Scan the material below for the string "Pouso", and copy every line where it shows up.

--- Start of MATERIAL FOR THE TASK ---

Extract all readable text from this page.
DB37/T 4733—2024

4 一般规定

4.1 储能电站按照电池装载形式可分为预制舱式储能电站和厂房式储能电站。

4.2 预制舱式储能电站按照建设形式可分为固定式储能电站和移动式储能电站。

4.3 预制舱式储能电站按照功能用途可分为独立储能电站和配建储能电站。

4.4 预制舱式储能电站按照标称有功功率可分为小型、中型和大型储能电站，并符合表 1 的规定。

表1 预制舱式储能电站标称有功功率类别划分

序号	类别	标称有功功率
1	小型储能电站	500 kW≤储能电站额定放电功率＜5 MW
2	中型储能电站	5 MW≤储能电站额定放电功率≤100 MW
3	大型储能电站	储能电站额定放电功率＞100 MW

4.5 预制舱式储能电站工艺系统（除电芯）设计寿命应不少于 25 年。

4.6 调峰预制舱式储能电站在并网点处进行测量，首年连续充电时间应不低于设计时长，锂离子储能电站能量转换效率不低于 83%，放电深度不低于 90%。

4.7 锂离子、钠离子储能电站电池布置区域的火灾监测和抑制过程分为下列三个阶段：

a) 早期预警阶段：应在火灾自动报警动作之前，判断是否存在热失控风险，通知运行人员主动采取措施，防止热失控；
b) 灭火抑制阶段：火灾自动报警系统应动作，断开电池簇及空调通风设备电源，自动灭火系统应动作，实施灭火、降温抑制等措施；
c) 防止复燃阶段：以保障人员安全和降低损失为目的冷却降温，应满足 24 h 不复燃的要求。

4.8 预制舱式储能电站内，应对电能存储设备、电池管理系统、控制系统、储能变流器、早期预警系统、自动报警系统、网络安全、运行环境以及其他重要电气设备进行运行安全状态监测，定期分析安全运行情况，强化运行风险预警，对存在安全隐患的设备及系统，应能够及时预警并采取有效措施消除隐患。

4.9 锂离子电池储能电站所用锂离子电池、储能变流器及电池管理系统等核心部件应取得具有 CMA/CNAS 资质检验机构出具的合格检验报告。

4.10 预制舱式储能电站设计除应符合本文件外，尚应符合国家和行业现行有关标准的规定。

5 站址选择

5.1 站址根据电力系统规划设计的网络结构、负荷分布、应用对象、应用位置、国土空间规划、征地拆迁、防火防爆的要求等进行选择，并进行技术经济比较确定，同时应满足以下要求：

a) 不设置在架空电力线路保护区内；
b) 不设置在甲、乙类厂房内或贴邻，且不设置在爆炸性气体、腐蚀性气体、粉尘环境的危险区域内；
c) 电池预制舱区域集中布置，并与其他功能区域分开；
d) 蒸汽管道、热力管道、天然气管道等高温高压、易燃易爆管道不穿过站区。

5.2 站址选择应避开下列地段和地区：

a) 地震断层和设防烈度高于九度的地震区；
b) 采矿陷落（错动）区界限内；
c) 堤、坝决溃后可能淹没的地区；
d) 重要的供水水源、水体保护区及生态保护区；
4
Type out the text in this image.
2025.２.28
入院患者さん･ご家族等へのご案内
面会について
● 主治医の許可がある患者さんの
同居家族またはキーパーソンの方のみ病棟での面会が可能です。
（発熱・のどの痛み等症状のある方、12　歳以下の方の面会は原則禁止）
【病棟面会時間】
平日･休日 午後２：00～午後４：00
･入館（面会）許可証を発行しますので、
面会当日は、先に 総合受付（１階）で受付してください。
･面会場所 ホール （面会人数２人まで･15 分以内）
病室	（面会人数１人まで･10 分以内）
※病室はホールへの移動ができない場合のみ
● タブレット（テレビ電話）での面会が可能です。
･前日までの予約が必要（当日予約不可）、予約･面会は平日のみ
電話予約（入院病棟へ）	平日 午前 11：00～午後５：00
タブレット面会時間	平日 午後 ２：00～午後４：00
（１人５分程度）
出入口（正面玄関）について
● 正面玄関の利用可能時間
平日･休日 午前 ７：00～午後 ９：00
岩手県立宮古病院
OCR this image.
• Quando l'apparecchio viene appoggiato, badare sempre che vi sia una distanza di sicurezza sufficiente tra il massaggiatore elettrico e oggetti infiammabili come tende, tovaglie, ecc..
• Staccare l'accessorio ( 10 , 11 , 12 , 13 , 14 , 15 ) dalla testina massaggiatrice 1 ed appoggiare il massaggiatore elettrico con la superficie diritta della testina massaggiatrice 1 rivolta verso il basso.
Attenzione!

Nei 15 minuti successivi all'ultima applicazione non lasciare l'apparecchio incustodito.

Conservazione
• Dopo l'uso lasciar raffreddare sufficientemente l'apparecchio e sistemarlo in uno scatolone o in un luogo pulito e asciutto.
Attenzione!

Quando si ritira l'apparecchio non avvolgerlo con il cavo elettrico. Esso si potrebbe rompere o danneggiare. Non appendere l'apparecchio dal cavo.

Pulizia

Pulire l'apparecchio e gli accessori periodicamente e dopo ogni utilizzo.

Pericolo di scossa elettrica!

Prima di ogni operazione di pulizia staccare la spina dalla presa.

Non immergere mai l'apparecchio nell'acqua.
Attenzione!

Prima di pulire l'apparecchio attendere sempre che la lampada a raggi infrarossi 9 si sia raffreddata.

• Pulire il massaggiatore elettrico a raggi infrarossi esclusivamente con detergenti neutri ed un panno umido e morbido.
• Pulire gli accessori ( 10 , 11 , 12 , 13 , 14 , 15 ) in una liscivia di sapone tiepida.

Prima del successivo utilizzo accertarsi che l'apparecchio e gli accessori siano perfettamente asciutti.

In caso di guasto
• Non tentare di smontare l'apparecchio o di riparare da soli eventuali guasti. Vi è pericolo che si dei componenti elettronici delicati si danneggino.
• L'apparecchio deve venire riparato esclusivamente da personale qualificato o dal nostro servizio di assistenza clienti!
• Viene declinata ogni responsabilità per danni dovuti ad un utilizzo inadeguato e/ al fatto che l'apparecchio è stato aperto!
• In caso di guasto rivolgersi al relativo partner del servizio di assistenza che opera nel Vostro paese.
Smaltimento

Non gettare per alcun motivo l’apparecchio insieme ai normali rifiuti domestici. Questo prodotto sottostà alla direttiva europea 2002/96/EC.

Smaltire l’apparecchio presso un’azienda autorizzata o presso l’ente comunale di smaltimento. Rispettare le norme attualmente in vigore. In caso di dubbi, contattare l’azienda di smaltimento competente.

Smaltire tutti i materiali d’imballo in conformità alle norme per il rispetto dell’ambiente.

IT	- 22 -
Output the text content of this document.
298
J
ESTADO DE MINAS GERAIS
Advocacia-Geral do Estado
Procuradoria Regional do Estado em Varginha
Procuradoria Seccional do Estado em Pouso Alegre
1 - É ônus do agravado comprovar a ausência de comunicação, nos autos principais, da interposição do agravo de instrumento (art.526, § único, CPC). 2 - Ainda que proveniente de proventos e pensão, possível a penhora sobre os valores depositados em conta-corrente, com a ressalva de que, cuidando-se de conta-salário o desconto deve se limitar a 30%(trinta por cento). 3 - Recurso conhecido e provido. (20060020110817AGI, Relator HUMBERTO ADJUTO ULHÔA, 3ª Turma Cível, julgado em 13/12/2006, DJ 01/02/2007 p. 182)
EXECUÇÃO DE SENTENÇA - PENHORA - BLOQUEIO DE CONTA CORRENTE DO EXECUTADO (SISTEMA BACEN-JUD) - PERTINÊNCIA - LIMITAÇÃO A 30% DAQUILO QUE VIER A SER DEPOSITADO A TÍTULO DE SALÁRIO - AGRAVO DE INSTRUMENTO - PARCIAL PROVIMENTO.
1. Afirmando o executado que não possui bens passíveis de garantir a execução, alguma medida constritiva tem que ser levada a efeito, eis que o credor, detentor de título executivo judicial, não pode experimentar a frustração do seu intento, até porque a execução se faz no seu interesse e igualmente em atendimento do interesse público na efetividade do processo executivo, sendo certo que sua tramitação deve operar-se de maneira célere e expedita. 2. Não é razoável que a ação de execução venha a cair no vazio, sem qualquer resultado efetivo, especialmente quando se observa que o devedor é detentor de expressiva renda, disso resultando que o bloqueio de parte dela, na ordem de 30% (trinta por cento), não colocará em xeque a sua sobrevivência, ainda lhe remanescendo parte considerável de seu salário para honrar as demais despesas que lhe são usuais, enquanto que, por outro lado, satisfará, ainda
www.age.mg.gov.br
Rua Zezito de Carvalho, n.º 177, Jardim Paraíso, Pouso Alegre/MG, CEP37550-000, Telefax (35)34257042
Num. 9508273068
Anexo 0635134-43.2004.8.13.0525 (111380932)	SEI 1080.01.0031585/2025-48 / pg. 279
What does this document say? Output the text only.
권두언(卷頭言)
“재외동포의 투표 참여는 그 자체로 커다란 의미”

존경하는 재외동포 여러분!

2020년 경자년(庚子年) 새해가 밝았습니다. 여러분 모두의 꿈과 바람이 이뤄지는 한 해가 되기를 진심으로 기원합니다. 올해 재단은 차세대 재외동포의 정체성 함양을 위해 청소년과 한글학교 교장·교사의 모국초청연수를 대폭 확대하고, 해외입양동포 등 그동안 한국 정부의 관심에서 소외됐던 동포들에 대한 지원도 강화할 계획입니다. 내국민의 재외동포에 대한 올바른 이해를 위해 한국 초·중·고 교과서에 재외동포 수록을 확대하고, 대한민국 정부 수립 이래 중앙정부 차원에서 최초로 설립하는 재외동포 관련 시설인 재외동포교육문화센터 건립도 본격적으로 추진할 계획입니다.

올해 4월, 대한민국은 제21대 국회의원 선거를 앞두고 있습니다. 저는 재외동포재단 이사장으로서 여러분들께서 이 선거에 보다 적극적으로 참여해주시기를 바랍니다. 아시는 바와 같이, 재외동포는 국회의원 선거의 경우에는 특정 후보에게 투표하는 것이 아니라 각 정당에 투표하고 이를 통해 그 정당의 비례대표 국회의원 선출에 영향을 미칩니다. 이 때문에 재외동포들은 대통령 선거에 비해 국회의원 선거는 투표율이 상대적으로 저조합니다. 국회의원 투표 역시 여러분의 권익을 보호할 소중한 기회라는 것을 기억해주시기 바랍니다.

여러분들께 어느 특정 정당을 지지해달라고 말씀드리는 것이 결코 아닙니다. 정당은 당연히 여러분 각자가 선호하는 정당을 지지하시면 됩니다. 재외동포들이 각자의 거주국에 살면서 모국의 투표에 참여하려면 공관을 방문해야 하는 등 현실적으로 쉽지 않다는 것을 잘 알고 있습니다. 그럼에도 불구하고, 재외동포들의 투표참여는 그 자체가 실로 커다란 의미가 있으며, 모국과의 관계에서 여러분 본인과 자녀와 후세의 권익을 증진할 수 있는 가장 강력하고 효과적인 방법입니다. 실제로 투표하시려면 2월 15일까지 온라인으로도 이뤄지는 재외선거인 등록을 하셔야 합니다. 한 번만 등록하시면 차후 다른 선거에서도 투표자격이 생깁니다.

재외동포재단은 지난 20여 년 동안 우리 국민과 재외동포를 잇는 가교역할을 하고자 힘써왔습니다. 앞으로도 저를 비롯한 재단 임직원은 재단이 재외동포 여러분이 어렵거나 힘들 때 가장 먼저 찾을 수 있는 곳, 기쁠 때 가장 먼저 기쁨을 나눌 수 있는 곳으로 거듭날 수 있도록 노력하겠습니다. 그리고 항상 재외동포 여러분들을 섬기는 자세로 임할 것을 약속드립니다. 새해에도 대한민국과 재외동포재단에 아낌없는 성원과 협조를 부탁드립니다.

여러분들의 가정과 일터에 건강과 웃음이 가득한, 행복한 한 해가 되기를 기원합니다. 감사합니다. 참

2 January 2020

--- End of MATERIAL FOR THE TASK ---

> [TASK OUTPUT]
Procuradoria Seccional do Estado em Pouso Alegre
Rua Zezito de Carvalho, n.º 177, Jardim Paraíso, Pouso Alegre/MG, CEP37550-000, Telefax (35)34257042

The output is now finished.